**What is required**
Please give the listing again, word for word, with nothing left out.
===== Data supplied
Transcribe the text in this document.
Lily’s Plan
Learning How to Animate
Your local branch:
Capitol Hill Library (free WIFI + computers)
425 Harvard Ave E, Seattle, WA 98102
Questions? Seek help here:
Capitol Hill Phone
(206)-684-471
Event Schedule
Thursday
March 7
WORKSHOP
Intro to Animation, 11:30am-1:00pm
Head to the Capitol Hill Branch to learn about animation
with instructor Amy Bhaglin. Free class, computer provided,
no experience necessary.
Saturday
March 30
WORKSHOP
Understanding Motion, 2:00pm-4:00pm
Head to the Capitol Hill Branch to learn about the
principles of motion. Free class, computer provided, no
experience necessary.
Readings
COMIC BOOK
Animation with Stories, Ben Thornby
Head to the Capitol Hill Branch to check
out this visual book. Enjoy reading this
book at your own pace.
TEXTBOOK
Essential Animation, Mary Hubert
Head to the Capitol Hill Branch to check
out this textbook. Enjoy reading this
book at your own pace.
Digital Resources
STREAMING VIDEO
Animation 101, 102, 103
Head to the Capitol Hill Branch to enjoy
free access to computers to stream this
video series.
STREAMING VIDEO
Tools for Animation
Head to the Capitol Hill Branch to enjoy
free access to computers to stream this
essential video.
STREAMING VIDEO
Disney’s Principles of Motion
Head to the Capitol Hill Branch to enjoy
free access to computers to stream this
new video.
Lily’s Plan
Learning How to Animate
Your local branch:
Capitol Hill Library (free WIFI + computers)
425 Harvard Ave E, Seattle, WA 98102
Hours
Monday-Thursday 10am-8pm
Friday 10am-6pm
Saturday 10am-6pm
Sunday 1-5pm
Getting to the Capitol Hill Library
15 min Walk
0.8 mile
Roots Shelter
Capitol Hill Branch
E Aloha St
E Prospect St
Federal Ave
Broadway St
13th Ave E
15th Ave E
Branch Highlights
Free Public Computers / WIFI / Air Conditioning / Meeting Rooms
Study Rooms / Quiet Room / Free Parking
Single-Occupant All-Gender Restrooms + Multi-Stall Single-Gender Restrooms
==========
**Result below**
Transcribe the text in this document.
Lily’s Plan
Learning How to Animate
Your local branch:
Capitol Hill Library (free WIFI + computers)
425 Harvard Ave E, Seattle, WA 98102
Questions? Seek help here:
Capitol Hill Phone
(206)-684-471
Event Schedule
Thursday
March 7
WORKSHOP
Intro to Animation, 11:30am-1:00pm
Head to the Capitol Hill Branch to learn about animation
with instructor Amy Bhaglin. Free class, computer provided,
no experience necessary.
Saturday
March 30
WORKSHOP
Understanding Motion, 2:00pm-4:00pm
Head to the Capitol Hill Branch to learn about the
principles of motion. Free class, computer provided, no
experience necessary.
Readings
COMIC BOOK
Animation with Stories, Ben Thornby
Head to the Capitol Hill Branch to check
out this visual book. Enjoy reading this
book at your own pace.
TEXTBOOK
Essential Animation, Mary Hubert
Head to the Capitol Hill Branch to check
out this textbook. Enjoy reading this
book at your own pace.
Digital Resources
STREAMING VIDEO
Animation 101, 102, 103
Head to the Capitol Hill Branch to enjoy
free access to computers to stream this
video series.
STREAMING VIDEO
Tools for Animation
Head to the Capitol Hill Branch to enjoy
free access to computers to stream this
essential video.
STREAMING VIDEO
Disney’s Principles of Motion
Head to the Capitol Hill Branch to enjoy
free access to computers to stream this
new video.
Lily’s Plan
Learning How to Animate
Your local branch:
Capitol Hill Library (free WIFI + computers)
425 Harvard Ave E, Seattle, WA 98102
Hours
Monday-Thursday 10am-8pm
Friday 10am-6pm
Saturday 10am-6pm
Sunday 1-5pm
Getting to the Capitol Hill Library
15 min Walk
0.8 mile
Roots Shelter
Capitol Hill Branch
E Aloha St
E Prospect St
Federal Ave
Broadway St
13th Ave E
15th Ave E
Branch Highlights
Free Public Computers / WIFI / Air Conditioning / Meeting Rooms
Study Rooms / Quiet Room / Free Parking
Single-Occupant All-Gender Restrooms + Multi-Stall Single-Gender Restrooms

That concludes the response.